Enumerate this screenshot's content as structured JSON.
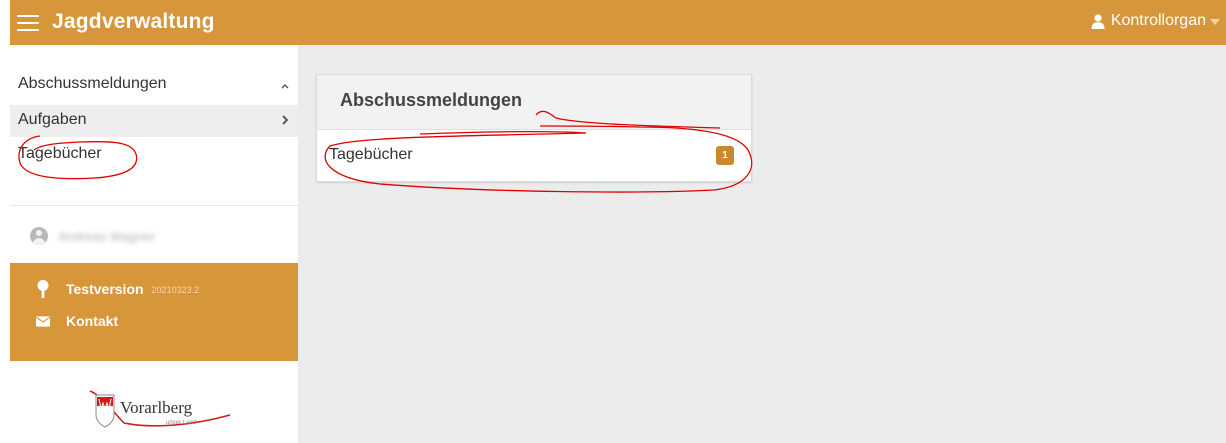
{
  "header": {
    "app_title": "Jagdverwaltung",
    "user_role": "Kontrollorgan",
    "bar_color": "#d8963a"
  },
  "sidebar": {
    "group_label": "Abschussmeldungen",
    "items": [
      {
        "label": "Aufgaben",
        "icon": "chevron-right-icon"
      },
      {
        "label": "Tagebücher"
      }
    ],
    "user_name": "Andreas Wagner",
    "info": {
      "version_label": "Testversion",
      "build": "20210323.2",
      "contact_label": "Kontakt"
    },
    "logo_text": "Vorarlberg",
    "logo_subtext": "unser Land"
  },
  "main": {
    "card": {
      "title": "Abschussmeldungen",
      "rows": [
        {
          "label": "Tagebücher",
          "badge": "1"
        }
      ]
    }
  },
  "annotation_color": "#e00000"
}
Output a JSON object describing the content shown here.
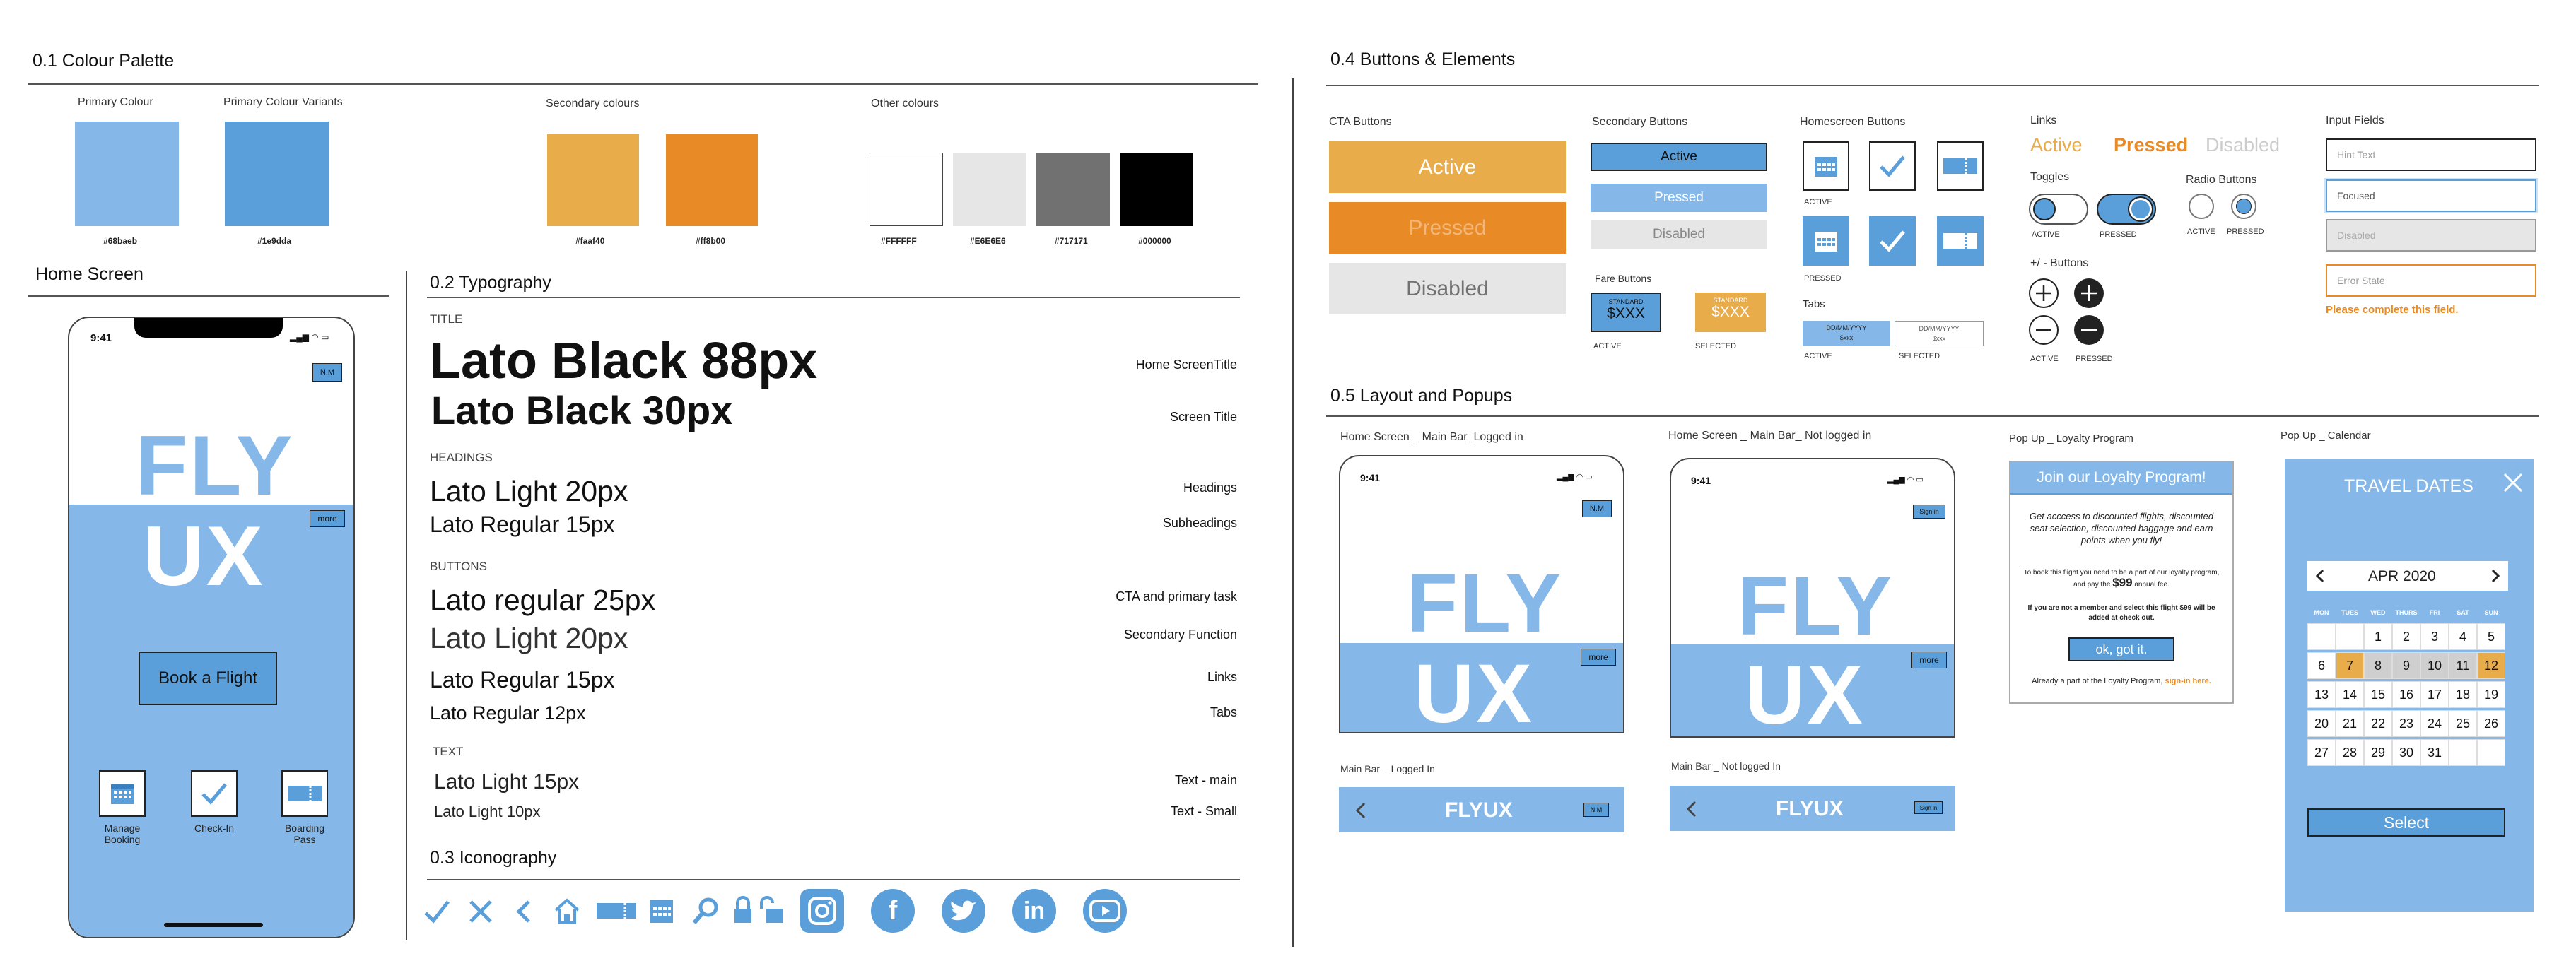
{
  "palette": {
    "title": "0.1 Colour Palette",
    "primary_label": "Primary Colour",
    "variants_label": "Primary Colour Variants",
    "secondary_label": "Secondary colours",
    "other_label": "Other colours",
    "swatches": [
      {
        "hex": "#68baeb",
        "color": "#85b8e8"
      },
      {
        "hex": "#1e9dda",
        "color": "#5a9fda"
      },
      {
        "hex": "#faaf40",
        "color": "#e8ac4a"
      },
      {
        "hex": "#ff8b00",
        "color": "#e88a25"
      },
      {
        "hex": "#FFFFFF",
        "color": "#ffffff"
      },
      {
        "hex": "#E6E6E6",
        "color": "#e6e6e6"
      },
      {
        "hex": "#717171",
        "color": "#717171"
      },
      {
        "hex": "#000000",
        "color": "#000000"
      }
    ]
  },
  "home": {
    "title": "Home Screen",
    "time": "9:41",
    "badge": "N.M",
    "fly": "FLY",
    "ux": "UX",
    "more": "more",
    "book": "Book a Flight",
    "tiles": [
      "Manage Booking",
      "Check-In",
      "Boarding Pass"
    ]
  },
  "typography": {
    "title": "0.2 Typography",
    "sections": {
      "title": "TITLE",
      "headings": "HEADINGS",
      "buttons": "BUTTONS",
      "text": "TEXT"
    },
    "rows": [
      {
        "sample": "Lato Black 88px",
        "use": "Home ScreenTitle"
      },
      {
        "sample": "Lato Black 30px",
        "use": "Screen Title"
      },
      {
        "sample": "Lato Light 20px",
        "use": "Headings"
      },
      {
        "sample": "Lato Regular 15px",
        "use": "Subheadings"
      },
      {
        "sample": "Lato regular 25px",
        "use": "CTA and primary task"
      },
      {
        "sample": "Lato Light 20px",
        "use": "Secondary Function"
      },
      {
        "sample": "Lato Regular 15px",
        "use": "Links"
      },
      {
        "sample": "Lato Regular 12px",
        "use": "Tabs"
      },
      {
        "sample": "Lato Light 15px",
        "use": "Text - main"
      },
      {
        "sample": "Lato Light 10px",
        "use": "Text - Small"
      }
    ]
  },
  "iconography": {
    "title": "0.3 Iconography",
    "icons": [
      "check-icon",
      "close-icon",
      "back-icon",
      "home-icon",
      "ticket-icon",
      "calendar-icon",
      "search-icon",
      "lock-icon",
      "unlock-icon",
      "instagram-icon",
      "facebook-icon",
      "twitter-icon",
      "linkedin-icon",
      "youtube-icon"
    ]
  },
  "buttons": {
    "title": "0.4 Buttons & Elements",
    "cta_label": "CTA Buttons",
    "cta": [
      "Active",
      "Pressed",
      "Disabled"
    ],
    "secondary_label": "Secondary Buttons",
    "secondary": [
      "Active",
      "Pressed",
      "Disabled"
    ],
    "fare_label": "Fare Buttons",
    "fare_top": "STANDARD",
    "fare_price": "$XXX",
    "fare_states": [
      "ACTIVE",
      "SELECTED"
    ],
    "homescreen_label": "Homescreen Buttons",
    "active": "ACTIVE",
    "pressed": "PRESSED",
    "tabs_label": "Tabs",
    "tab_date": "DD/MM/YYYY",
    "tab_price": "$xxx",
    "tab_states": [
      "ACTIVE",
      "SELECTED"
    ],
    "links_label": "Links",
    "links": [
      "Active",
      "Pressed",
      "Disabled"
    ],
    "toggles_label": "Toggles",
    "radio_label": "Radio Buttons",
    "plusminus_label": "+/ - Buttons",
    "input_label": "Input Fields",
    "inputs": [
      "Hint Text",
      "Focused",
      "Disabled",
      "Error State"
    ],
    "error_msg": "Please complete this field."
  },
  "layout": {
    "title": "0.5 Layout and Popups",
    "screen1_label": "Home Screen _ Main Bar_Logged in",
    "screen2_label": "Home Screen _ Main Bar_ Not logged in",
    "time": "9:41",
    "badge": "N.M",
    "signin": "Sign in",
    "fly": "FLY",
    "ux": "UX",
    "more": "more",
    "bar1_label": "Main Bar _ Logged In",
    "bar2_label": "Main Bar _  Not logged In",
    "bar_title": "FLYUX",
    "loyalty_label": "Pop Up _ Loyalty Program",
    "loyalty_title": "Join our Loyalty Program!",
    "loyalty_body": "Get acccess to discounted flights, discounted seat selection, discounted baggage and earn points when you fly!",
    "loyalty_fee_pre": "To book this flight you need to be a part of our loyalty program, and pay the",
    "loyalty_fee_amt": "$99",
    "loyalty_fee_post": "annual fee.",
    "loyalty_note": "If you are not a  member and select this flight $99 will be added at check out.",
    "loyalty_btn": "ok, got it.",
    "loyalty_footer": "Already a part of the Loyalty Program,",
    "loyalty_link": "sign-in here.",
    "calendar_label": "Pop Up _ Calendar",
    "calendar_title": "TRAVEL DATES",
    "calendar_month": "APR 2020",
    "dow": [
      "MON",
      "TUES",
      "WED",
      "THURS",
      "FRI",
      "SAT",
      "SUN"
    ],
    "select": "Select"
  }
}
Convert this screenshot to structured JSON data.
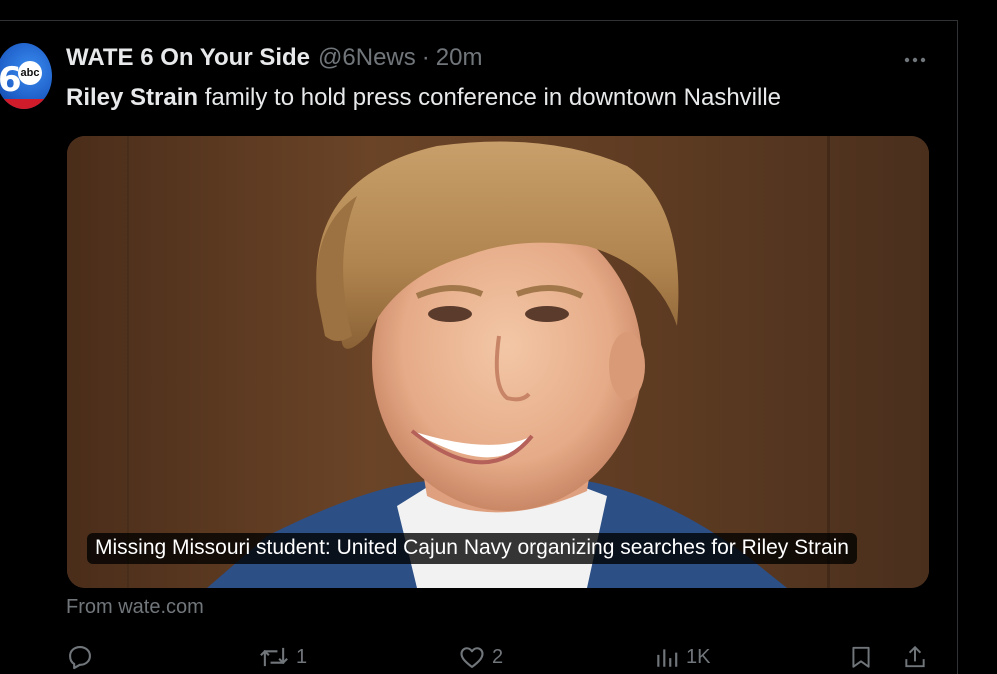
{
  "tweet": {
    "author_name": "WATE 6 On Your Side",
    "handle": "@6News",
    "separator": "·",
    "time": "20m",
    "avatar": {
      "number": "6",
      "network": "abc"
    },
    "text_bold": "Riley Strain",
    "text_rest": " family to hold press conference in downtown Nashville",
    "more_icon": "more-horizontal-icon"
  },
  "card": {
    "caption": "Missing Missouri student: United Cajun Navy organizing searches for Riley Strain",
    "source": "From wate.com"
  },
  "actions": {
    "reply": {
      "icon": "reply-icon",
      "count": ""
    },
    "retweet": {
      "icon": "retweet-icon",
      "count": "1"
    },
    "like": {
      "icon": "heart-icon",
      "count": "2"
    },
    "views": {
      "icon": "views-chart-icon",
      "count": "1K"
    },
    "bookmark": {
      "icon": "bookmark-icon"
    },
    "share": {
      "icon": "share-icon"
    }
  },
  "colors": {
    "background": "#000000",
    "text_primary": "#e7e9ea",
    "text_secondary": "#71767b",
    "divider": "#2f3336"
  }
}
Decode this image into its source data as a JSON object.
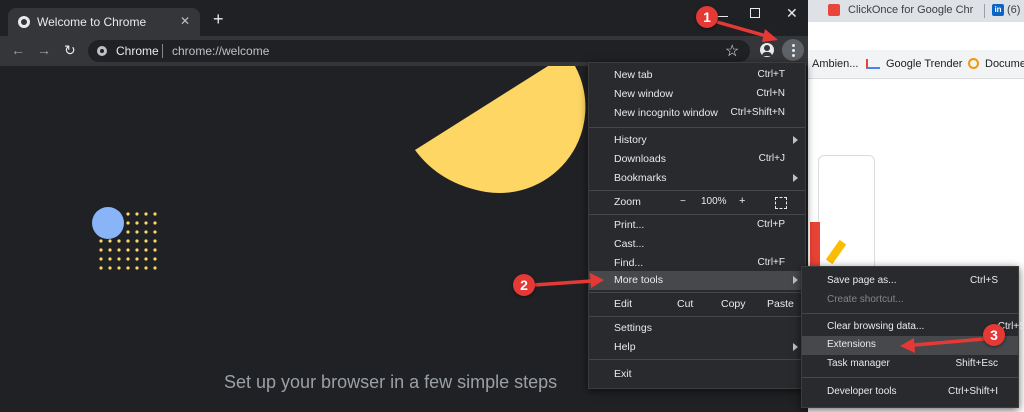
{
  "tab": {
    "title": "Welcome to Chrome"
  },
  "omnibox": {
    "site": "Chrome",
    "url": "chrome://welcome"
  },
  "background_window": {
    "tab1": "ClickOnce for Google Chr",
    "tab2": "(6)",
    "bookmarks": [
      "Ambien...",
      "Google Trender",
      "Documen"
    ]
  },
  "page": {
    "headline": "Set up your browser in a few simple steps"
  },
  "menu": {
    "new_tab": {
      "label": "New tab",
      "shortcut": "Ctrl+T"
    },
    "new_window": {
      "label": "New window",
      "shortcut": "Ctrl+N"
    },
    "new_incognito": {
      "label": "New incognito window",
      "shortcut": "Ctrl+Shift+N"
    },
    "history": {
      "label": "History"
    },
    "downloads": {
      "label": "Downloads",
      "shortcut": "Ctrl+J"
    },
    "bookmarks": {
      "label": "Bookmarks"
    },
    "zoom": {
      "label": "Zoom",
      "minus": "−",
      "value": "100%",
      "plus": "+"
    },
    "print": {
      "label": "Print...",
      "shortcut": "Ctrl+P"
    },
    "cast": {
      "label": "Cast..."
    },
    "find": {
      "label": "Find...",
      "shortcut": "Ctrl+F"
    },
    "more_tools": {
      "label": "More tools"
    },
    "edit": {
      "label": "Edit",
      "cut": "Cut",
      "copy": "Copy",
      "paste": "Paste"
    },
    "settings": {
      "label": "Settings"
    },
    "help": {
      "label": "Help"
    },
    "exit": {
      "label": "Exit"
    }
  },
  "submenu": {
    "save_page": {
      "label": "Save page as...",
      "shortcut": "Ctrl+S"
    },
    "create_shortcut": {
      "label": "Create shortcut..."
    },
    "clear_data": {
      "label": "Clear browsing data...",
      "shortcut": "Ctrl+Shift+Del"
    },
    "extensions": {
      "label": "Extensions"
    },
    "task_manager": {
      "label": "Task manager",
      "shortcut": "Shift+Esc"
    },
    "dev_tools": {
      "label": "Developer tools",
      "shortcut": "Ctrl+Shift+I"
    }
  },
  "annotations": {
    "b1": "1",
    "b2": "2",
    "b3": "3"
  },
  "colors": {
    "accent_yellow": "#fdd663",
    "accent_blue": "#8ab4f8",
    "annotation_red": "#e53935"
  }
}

▬▬▬▬▬▬

> Your task: Exactly the lines from the one with "Decode this image" through the end of the records should be written out, and only those. Pictures do not belong in the copy.

> Full solution:
Decode this image into its source data as a JSON object.
{
  "tab": {
    "title": "Welcome to Chrome"
  },
  "omnibox": {
    "site": "Chrome",
    "url": "chrome://welcome"
  },
  "background_window": {
    "tab1": "ClickOnce for Google Chr",
    "tab2": "(6)",
    "bookmarks": [
      "Ambien...",
      "Google Trender",
      "Documen"
    ]
  },
  "page": {
    "headline": "Set up your browser in a few simple steps"
  },
  "menu": {
    "new_tab": {
      "label": "New tab",
      "shortcut": "Ctrl+T"
    },
    "new_window": {
      "label": "New window",
      "shortcut": "Ctrl+N"
    },
    "new_incognito": {
      "label": "New incognito window",
      "shortcut": "Ctrl+Shift+N"
    },
    "history": {
      "label": "History"
    },
    "downloads": {
      "label": "Downloads",
      "shortcut": "Ctrl+J"
    },
    "bookmarks": {
      "label": "Bookmarks"
    },
    "zoom": {
      "label": "Zoom",
      "minus": "−",
      "value": "100%",
      "plus": "+"
    },
    "print": {
      "label": "Print...",
      "shortcut": "Ctrl+P"
    },
    "cast": {
      "label": "Cast..."
    },
    "find": {
      "label": "Find...",
      "shortcut": "Ctrl+F"
    },
    "more_tools": {
      "label": "More tools"
    },
    "edit": {
      "label": "Edit",
      "cut": "Cut",
      "copy": "Copy",
      "paste": "Paste"
    },
    "settings": {
      "label": "Settings"
    },
    "help": {
      "label": "Help"
    },
    "exit": {
      "label": "Exit"
    }
  },
  "submenu": {
    "save_page": {
      "label": "Save page as...",
      "shortcut": "Ctrl+S"
    },
    "create_shortcut": {
      "label": "Create shortcut..."
    },
    "clear_data": {
      "label": "Clear browsing data...",
      "shortcut": "Ctrl+Shift+Del"
    },
    "extensions": {
      "label": "Extensions"
    },
    "task_manager": {
      "label": "Task manager",
      "shortcut": "Shift+Esc"
    },
    "dev_tools": {
      "label": "Developer tools",
      "shortcut": "Ctrl+Shift+I"
    }
  },
  "annotations": {
    "b1": "1",
    "b2": "2",
    "b3": "3"
  },
  "colors": {
    "accent_yellow": "#fdd663",
    "accent_blue": "#8ab4f8",
    "annotation_red": "#e53935"
  }
}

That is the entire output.